↓↓↓

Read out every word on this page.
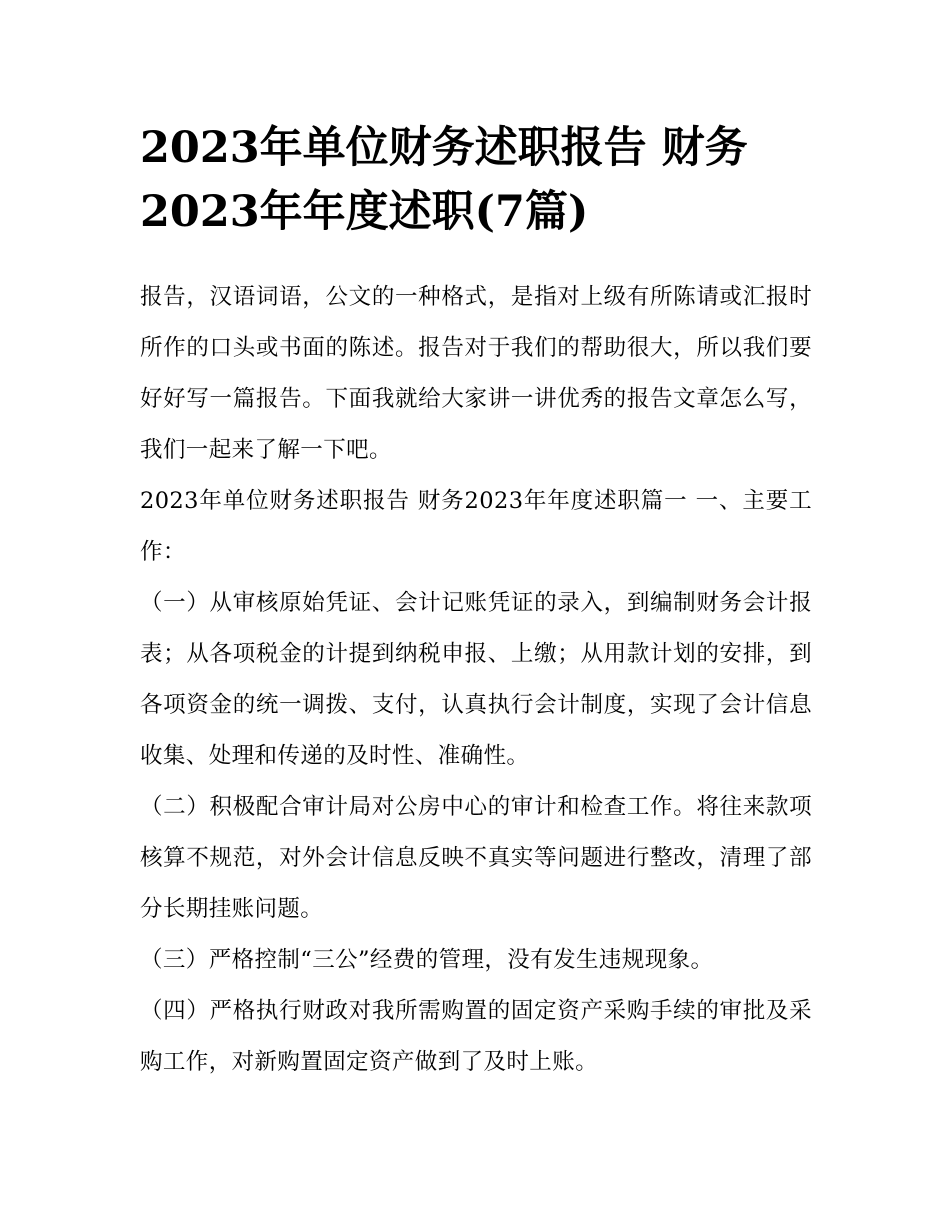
2023年单位财务述职报告 财务2023年年度述职(7篇)

报告，汉语词语，公文的一种格式，是指对上级有所陈请或汇报时所作的口头或书面的陈述。报告对于我们的帮助很大，所以我们要好好写一篇报告。下面我就给大家讲一讲优秀的报告文章怎么写，我们一起来了解一下吧。

2023年单位财务述职报告 财务2023年年度述职篇一 一、主要工作：

（一）从审核原始凭证、会计记账凭证的录入，到编制财务会计报表；从各项税金的计提到纳税申报、上缴；从用款计划的安排，到各项资金的统一调拨、支付，认真执行会计制度，实现了会计信息收集、处理和传递的及时性、准确性。

（二）积极配合审计局对公房中心的审计和检查工作。将往来款项核算不规范，对外会计信息反映不真实等问题进行整改，清理了部分长期挂账问题。

（三）严格控制“三公”经费的管理，没有发生违规现象。

（四）严格执行财政对我所需购置的固定资产采购手续的审批及采购工作，对新购置固定资产做到了及时上账。
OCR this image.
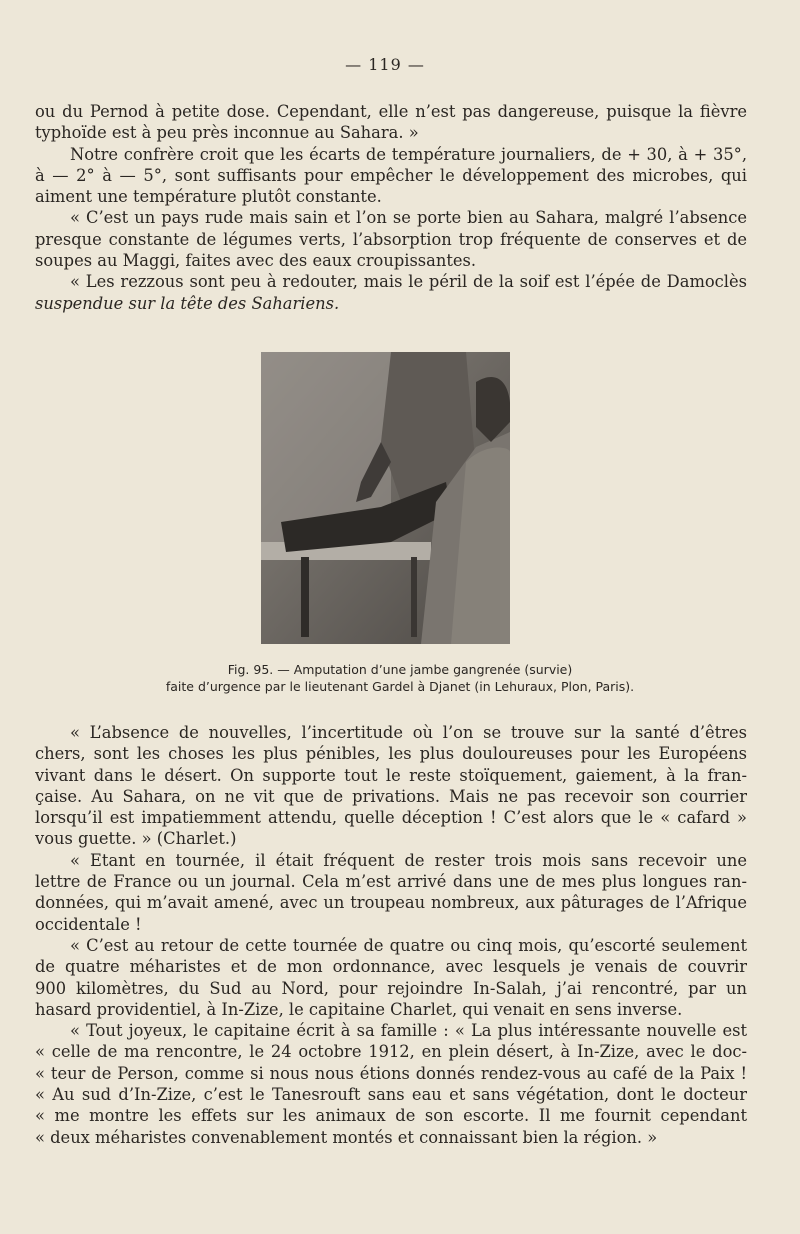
— 119 —
ou du Pernod à petite dose. Cependant, elle n’est pas dangereuse, puisque la fièvre
typhoïde est à peu près inconnue au Sahara. »
Notre confrère croit que les écarts de température journaliers, de + 30, à + 35°,
à — 2° à — 5°, sont suffisants pour empêcher le développement des microbes, qui
aiment une température plutôt constante.
« C’est un pays rude mais sain et l’on se porte bien au Sahara, malgré l’absence
presque constante de légumes verts, l’absorption trop fréquente de conserves et de
soupes au Maggi, faites avec des eaux croupissantes.
« Les rezzous sont peu à redouter, mais le péril de la soif est l’épée de Damoclès
suspendue sur la tête des Sahariens.
Fig. 95. — Amputation d’une jambe gangrenée (survie)
faite d’urgence par le lieutenant Gardel à Djanet (in Lehuraux, Plon, Paris).
« L’absence de nouvelles, l’incertitude où l’on se trouve sur la santé d’êtres
chers, sont les choses les plus pénibles, les plus douloureuses pour les Européens
vivant dans le désert. On supporte tout le reste stoïquement, gaiement, à la fran-
çaise. Au Sahara, on ne vit que de privations. Mais ne pas recevoir son courrier
lorsqu’il est impatiemment attendu, quelle déception ! C’est alors que le « cafard »
vous guette. » (Charlet.)
« Etant en tournée, il était fréquent de rester trois mois sans recevoir une
lettre de France ou un journal. Cela m’est arrivé dans une de mes plus longues ran-
données, qui m’avait amené, avec un troupeau nombreux, aux pâturages de l’Afrique
occidentale !
« C’est au retour de cette tournée de quatre ou cinq mois, qu’escorté seulement
de quatre méharistes et de mon ordonnance, avec lesquels je venais de couvrir
900 kilomètres, du Sud au Nord, pour rejoindre In-Salah, j’ai rencontré, par un
hasard providentiel, à In-Zize, le capitaine Charlet, qui venait en sens inverse.
« Tout joyeux, le capitaine écrit à sa famille : « La plus intéressante nouvelle est
« celle de ma rencontre, le 24 octobre 1912, en plein désert, à In-Zize, avec le doc-
« teur de Person, comme si nous nous étions donnés rendez-vous au café de la Paix !
« Au sud d’In-Zize, c’est le Tanesrouft sans eau et sans végétation, dont le docteur
« me montre les effets sur les animaux de son escorte. Il me fournit cependant
« deux méharistes convenablement montés et connaissant bien la région. »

↑↑↑

Repeat the listing in full and exactly. Do not include any images.

Read out every word on this page.
2023年单位财务述职报告 财务2023年年度述职(7篇)

报告，汉语词语，公文的一种格式，是指对上级有所陈请或汇报时所作的口头或书面的陈述。报告对于我们的帮助很大，所以我们要好好写一篇报告。下面我就给大家讲一讲优秀的报告文章怎么写，我们一起来了解一下吧。

2023年单位财务述职报告 财务2023年年度述职篇一 一、主要工作：

（一）从审核原始凭证、会计记账凭证的录入，到编制财务会计报表；从各项税金的计提到纳税申报、上缴；从用款计划的安排，到各项资金的统一调拨、支付，认真执行会计制度，实现了会计信息收集、处理和传递的及时性、准确性。

（二）积极配合审计局对公房中心的审计和检查工作。将往来款项核算不规范，对外会计信息反映不真实等问题进行整改，清理了部分长期挂账问题。

（三）严格控制“三公”经费的管理，没有发生违规现象。

（四）严格执行财政对我所需购置的固定资产采购手续的审批及采购工作，对新购置固定资产做到了及时上账。
OCR this image.
— 119 —
ou du Pernod à petite dose. Cependant, elle n’est pas dangereuse, puisque la fièvre
typhoïde est à peu près inconnue au Sahara. »
Notre confrère croit que les écarts de température journaliers, de + 30, à + 35°,
à — 2° à — 5°, sont suffisants pour empêcher le développement des microbes, qui
aiment une température plutôt constante.
« C’est un pays rude mais sain et l’on se porte bien au Sahara, malgré l’absence
presque constante de légumes verts, l’absorption trop fréquente de conserves et de
soupes au Maggi, faites avec des eaux croupissantes.
« Les rezzous sont peu à redouter, mais le péril de la soif est l’épée de Damoclès
suspendue sur la tête des Sahariens.
Fig. 95. — Amputation d’une jambe gangrenée (survie)
faite d’urgence par le lieutenant Gardel à Djanet (in Lehuraux, Plon, Paris).
« L’absence de nouvelles, l’incertitude où l’on se trouve sur la santé d’êtres
chers, sont les choses les plus pénibles, les plus douloureuses pour les Européens
vivant dans le désert. On supporte tout le reste stoïquement, gaiement, à la fran-
çaise. Au Sahara, on ne vit que de privations. Mais ne pas recevoir son courrier
lorsqu’il est impatiemment attendu, quelle déception ! C’est alors que le « cafard »
vous guette. » (Charlet.)
« Etant en tournée, il était fréquent de rester trois mois sans recevoir une
lettre de France ou un journal. Cela m’est arrivé dans une de mes plus longues ran-
données, qui m’avait amené, avec un troupeau nombreux, aux pâturages de l’Afrique
occidentale !
« C’est au retour de cette tournée de quatre ou cinq mois, qu’escorté seulement
de quatre méharistes et de mon ordonnance, avec lesquels je venais de couvrir
900 kilomètres, du Sud au Nord, pour rejoindre In-Salah, j’ai rencontré, par un
hasard providentiel, à In-Zize, le capitaine Charlet, qui venait en sens inverse.
« Tout joyeux, le capitaine écrit à sa famille : « La plus intéressante nouvelle est
« celle de ma rencontre, le 24 octobre 1912, en plein désert, à In-Zize, avec le doc-
« teur de Person, comme si nous nous étions donnés rendez-vous au café de la Paix !
« Au sud d’In-Zize, c’est le Tanesrouft sans eau et sans végétation, dont le docteur
« me montre les effets sur les animaux de son escorte. Il me fournit cependant
« deux méharistes convenablement montés et connaissant bien la région. »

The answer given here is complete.